* WRITTEN REQUEST: Scan the lines below for "PowerShell"; report the number of lines that contain it, and only that.

* PROVIDED INFORMATION:
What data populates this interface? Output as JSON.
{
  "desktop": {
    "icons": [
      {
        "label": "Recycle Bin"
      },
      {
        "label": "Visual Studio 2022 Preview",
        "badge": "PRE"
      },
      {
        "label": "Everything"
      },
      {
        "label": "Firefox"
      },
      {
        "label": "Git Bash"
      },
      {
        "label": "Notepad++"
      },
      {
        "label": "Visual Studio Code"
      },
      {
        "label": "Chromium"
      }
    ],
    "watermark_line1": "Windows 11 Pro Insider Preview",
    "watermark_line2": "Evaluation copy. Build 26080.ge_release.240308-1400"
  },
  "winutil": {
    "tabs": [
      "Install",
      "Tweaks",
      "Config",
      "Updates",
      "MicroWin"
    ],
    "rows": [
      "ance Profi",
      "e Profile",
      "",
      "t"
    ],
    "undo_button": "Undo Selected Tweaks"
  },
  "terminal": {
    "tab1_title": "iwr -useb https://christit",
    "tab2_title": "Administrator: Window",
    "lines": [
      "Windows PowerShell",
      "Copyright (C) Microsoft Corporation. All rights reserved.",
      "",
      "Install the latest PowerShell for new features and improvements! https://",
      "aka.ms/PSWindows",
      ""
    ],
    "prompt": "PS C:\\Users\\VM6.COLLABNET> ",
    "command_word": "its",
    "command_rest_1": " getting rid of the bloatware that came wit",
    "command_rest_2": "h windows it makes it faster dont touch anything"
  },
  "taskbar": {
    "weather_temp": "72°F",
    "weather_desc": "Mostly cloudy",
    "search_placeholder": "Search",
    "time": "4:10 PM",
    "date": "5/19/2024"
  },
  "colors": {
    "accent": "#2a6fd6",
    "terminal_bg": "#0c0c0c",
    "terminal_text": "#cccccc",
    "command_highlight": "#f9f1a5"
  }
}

* WRITTEN RESPONSE: 2